Direction: Output each entry that follows exactly. Images stay out.

Exercise data:
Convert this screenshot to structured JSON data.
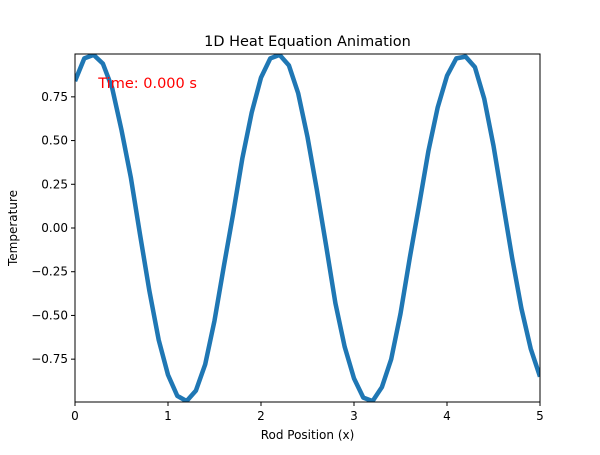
{
  "chart_data": {
    "type": "line",
    "title": "1D Heat Equation Animation",
    "xlabel": "Rod Position (x)",
    "ylabel": "Temperature",
    "xlim": [
      0,
      5
    ],
    "ylim": [
      -0.995,
      0.995
    ],
    "xticks": [
      0,
      1,
      2,
      3,
      4,
      5
    ],
    "xtick_labels": [
      "0",
      "1",
      "2",
      "3",
      "4",
      "5"
    ],
    "yticks": [
      0.75,
      0.5,
      0.25,
      0.0,
      -0.25,
      -0.5,
      -0.75
    ],
    "ytick_labels": [
      "0.75",
      "0.50",
      "0.25",
      "0.00",
      "−0.25",
      "−0.50",
      "−0.75"
    ],
    "grid": false,
    "legend": "none",
    "annotation": {
      "text": "Time: 0.000 s",
      "x": 0.25,
      "y": 0.83,
      "color": "#ff0000"
    },
    "series": [
      {
        "color": "#1f77b4",
        "x": [
          0.0,
          0.1,
          0.2,
          0.3,
          0.4,
          0.5,
          0.6,
          0.7,
          0.8,
          0.9,
          1.0,
          1.1,
          1.2,
          1.3,
          1.4,
          1.5,
          1.6,
          1.7,
          1.8,
          1.9,
          2.0,
          2.1,
          2.2,
          2.3,
          2.4,
          2.5,
          2.6,
          2.7,
          2.8,
          2.9,
          3.0,
          3.1,
          3.2,
          3.3,
          3.4,
          3.5,
          3.6,
          3.7,
          3.8,
          3.9,
          4.0,
          4.1,
          4.2,
          4.3,
          4.4,
          4.5,
          4.6,
          4.7,
          4.8,
          4.9,
          5.0
        ],
        "y": [
          0.84,
          0.97,
          0.99,
          0.94,
          0.8,
          0.56,
          0.29,
          -0.04,
          -0.36,
          -0.64,
          -0.84,
          -0.96,
          -0.99,
          -0.93,
          -0.78,
          -0.53,
          -0.22,
          0.08,
          0.4,
          0.66,
          0.86,
          0.97,
          0.99,
          0.93,
          0.77,
          0.52,
          0.22,
          -0.1,
          -0.43,
          -0.68,
          -0.86,
          -0.97,
          -0.99,
          -0.91,
          -0.75,
          -0.49,
          -0.17,
          0.13,
          0.44,
          0.69,
          0.87,
          0.97,
          0.98,
          0.92,
          0.74,
          0.47,
          0.15,
          -0.17,
          -0.46,
          -0.69,
          -0.85
        ]
      }
    ]
  }
}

Output of the exercise:
Convert this screenshot to structured JSON data.
{
  "chart_data": {
    "type": "line",
    "title": "1D Heat Equation Animation",
    "xlabel": "Rod Position (x)",
    "ylabel": "Temperature",
    "xlim": [
      0,
      5
    ],
    "ylim": [
      -0.995,
      0.995
    ],
    "xticks": [
      0,
      1,
      2,
      3,
      4,
      5
    ],
    "xtick_labels": [
      "0",
      "1",
      "2",
      "3",
      "4",
      "5"
    ],
    "yticks": [
      0.75,
      0.5,
      0.25,
      0.0,
      -0.25,
      -0.5,
      -0.75
    ],
    "ytick_labels": [
      "0.75",
      "0.50",
      "0.25",
      "0.00",
      "−0.25",
      "−0.50",
      "−0.75"
    ],
    "grid": false,
    "legend": "none",
    "annotation": {
      "text": "Time: 0.000 s",
      "x": 0.25,
      "y": 0.83,
      "color": "#ff0000"
    },
    "series": [
      {
        "color": "#1f77b4",
        "x": [
          0.0,
          0.1,
          0.2,
          0.3,
          0.4,
          0.5,
          0.6,
          0.7,
          0.8,
          0.9,
          1.0,
          1.1,
          1.2,
          1.3,
          1.4,
          1.5,
          1.6,
          1.7,
          1.8,
          1.9,
          2.0,
          2.1,
          2.2,
          2.3,
          2.4,
          2.5,
          2.6,
          2.7,
          2.8,
          2.9,
          3.0,
          3.1,
          3.2,
          3.3,
          3.4,
          3.5,
          3.6,
          3.7,
          3.8,
          3.9,
          4.0,
          4.1,
          4.2,
          4.3,
          4.4,
          4.5,
          4.6,
          4.7,
          4.8,
          4.9,
          5.0
        ],
        "y": [
          0.84,
          0.97,
          0.99,
          0.94,
          0.8,
          0.56,
          0.29,
          -0.04,
          -0.36,
          -0.64,
          -0.84,
          -0.96,
          -0.99,
          -0.93,
          -0.78,
          -0.53,
          -0.22,
          0.08,
          0.4,
          0.66,
          0.86,
          0.97,
          0.99,
          0.93,
          0.77,
          0.52,
          0.22,
          -0.1,
          -0.43,
          -0.68,
          -0.86,
          -0.97,
          -0.99,
          -0.91,
          -0.75,
          -0.49,
          -0.17,
          0.13,
          0.44,
          0.69,
          0.87,
          0.97,
          0.98,
          0.92,
          0.74,
          0.47,
          0.15,
          -0.17,
          -0.46,
          -0.69,
          -0.85
        ]
      }
    ]
  }
}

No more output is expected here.